»»

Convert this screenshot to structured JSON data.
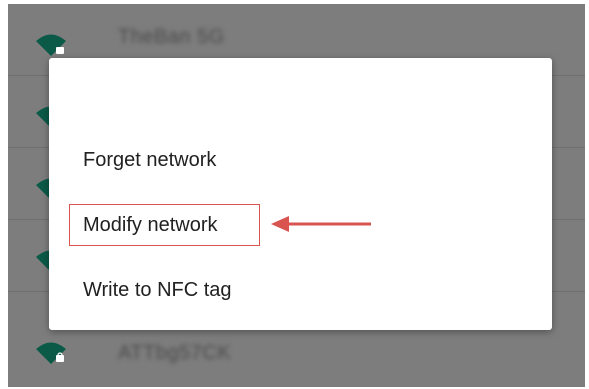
{
  "wifi_list": [
    {
      "name": "TheBan 5G",
      "icon": "wifi-lock-icon"
    },
    {
      "name": "",
      "icon": "wifi-icon"
    },
    {
      "name": "",
      "icon": "wifi-icon"
    },
    {
      "name": "",
      "icon": "wifi-icon"
    },
    {
      "name": "ATTbg57CK",
      "icon": "wifi-lock-icon"
    }
  ],
  "dialog": {
    "items": [
      {
        "label": "Forget network"
      },
      {
        "label": "Modify network"
      },
      {
        "label": "Write to NFC tag"
      }
    ]
  },
  "colors": {
    "accent": "#0b7a60",
    "highlight": "#d9534f",
    "overlay": "#7d7d7d"
  }
}
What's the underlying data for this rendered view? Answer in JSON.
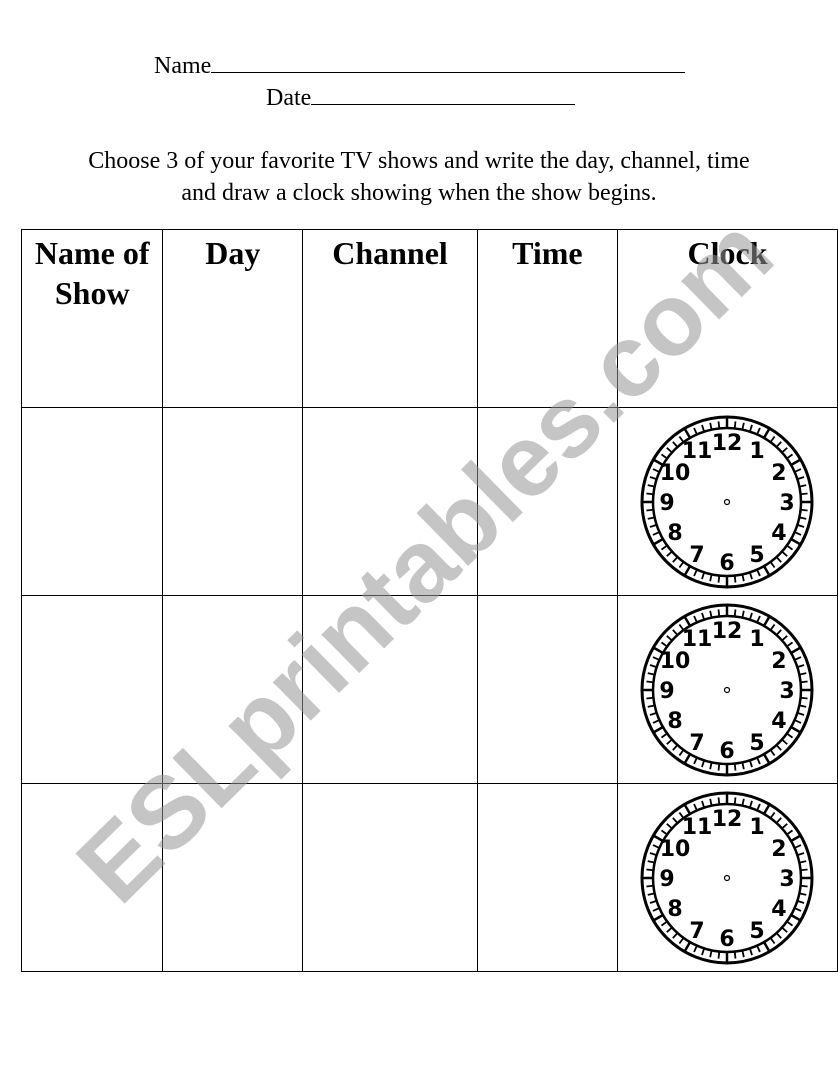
{
  "header": {
    "name_label": "Name",
    "date_label": "Date"
  },
  "instructions": [
    "Choose 3 of your favorite TV shows and write the day, channel, time",
    "and draw a clock showing when the show begins."
  ],
  "table": {
    "columns": [
      "Name of Show",
      "Day",
      "Channel",
      "Time",
      "Clock"
    ],
    "row_count": 3
  },
  "clock_numbers": [
    "12",
    "1",
    "2",
    "3",
    "4",
    "5",
    "6",
    "7",
    "8",
    "9",
    "10",
    "11"
  ],
  "watermark": "ESLprintables.com"
}
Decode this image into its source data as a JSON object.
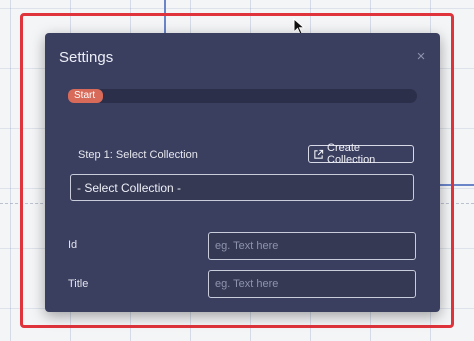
{
  "dialog": {
    "title": "Settings",
    "close_icon": "×"
  },
  "progress": {
    "label": "Start",
    "value_percent": 10
  },
  "step": {
    "label": "Step 1: Select Collection",
    "create_label": "Create Collection",
    "create_icon": "external-link-icon"
  },
  "collection_select": {
    "selected": "- Select Collection -"
  },
  "fields": {
    "id": {
      "label": "Id",
      "placeholder": "eg. Text here",
      "value": ""
    },
    "title": {
      "label": "Title",
      "placeholder": "eg. Text here",
      "value": ""
    }
  },
  "colors": {
    "dialog_bg": "#3b3f5f",
    "progress_accent": "#d86a5a",
    "highlight_border": "#e0343c"
  }
}
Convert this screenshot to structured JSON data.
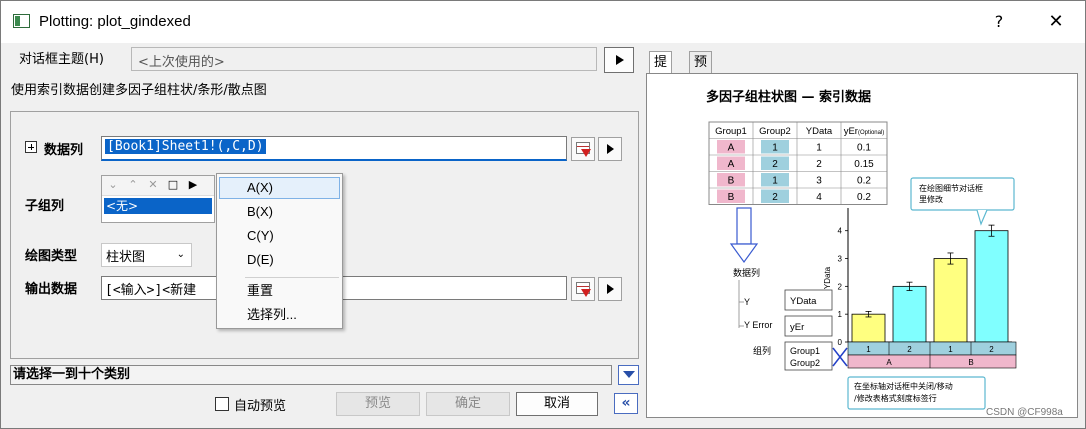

««

• _TASK STATEMENT_
Excluding the pictures, reproduce every entry exactly as given.

• _SOLUTION TO THIS PROBLEM_
Convert this screenshot to structured JSON data.
{
  "wifi_list": [
    {
      "name": "TheBan 5G",
      "icon": "wifi-lock-icon"
    },
    {
      "name": "",
      "icon": "wifi-icon"
    },
    {
      "name": "",
      "icon": "wifi-icon"
    },
    {
      "name": "",
      "icon": "wifi-icon"
    },
    {
      "name": "ATTbg57CK",
      "icon": "wifi-lock-icon"
    }
  ],
  "dialog": {
    "items": [
      {
        "label": "Forget network"
      },
      {
        "label": "Modify network"
      },
      {
        "label": "Write to NFC tag"
      }
    ]
  },
  "colors": {
    "accent": "#0b7a60",
    "highlight": "#d9534f",
    "overlay": "#7d7d7d"
  }
}
What's the underlying data for this rendered view? Answer in JSON.
{
  "header": {
    "name_label": "Name",
    "date_label": "Date"
  },
  "instructions": [
    "Choose 3 of your favorite TV shows and write the day, channel, time",
    "and draw a clock showing when the show begins."
  ],
  "table": {
    "columns": [
      "Name of Show",
      "Day",
      "Channel",
      "Time",
      "Clock"
    ],
    "row_count": 3
  },
  "clock_numbers": [
    "12",
    "1",
    "2",
    "3",
    "4",
    "5",
    "6",
    "7",
    "8",
    "9",
    "10",
    "11"
  ],
  "watermark": "ESLprintables.com"
}
Decode this image into its source data as a JSON object.
{
  "dialog": {
    "title": "Settings",
    "close_icon": "×"
  },
  "progress": {
    "label": "Start",
    "value_percent": 10
  },
  "step": {
    "label": "Step 1: Select Collection",
    "create_label": "Create Collection",
    "create_icon": "external-link-icon"
  },
  "collection_select": {
    "selected": "- Select Collection -"
  },
  "fields": {
    "id": {
      "label": "Id",
      "placeholder": "eg. Text here",
      "value": ""
    },
    "title": {
      "label": "Title",
      "placeholder": "eg. Text here",
      "value": ""
    }
  },
  "colors": {
    "dialog_bg": "#3b3f5f",
    "progress_accent": "#d86a5a",
    "highlight_border": "#e0343c"
  }
}
Convert this screenshot to structured JSON data.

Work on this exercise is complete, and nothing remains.